Omit the pictures, please, and give each record below again exactly.
--- BEGIN ---
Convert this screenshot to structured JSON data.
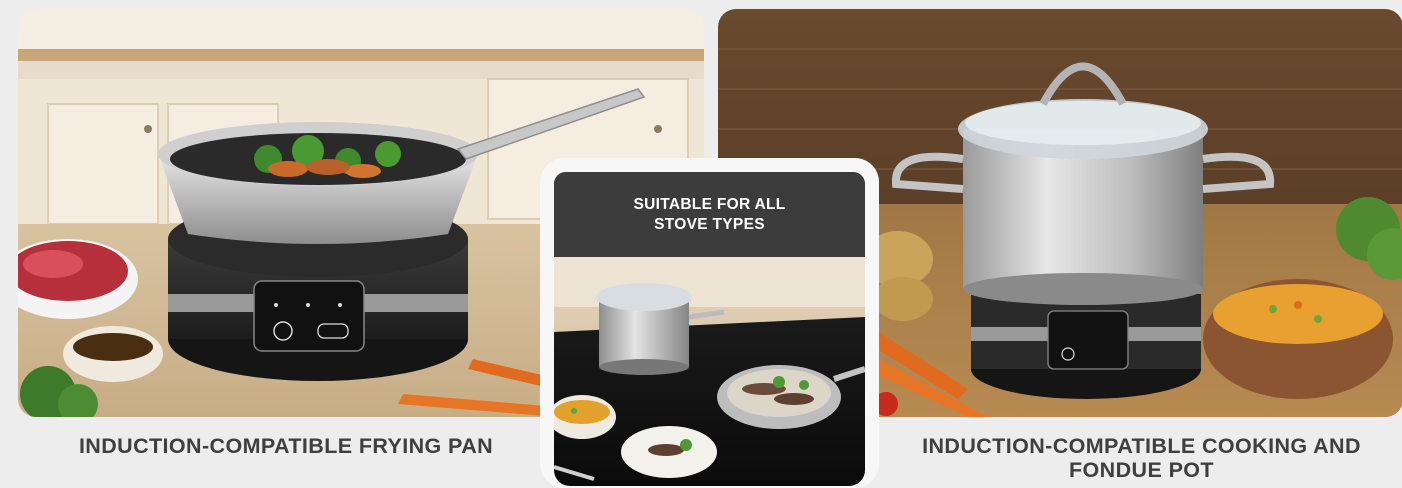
{
  "left_panel": {
    "caption": "INDUCTION-COMPATIBLE FRYING PAN",
    "scene": "frying-pan-on-induction-hob"
  },
  "center_panel": {
    "header": "SUITABLE FOR ALL STOVE TYPES",
    "scene": "pot-and-pan-on-glass-cooktop"
  },
  "right_panel": {
    "caption": "INDUCTION-COMPATIBLE COOKING AND FONDUE POT",
    "scene": "cooking-pot-on-induction-hob"
  },
  "colors": {
    "background": "#ededed",
    "caption_text": "#3f3f3f",
    "header_band": "#3c3c3c",
    "header_text": "#ffffff"
  }
}
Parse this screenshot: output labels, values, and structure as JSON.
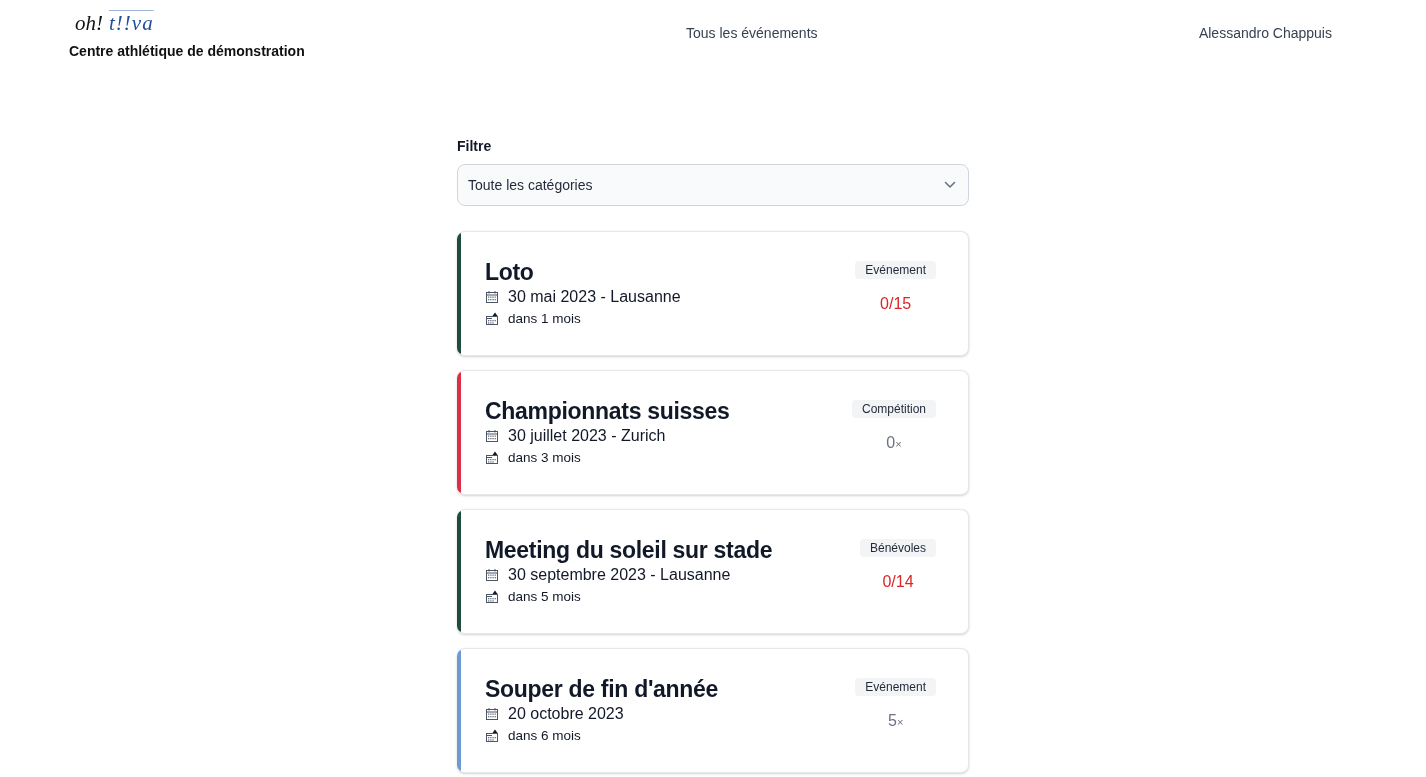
--- END ---
## FULL RESPONSE
Convert this screenshot to structured JSON data.
{
  "left_panel": {
    "caption": "INDUCTION-COMPATIBLE FRYING PAN",
    "scene": "frying-pan-on-induction-hob"
  },
  "center_panel": {
    "header": "SUITABLE FOR ALL STOVE TYPES",
    "scene": "pot-and-pan-on-glass-cooktop"
  },
  "right_panel": {
    "caption": "INDUCTION-COMPATIBLE COOKING AND FONDUE POT",
    "scene": "cooking-pot-on-induction-hob"
  },
  "colors": {
    "background": "#ededed",
    "caption_text": "#3f3f3f",
    "header_band": "#3c3c3c",
    "header_text": "#ffffff"
  }
}
Parse this screenshot: output labels, values, and structure as JSON.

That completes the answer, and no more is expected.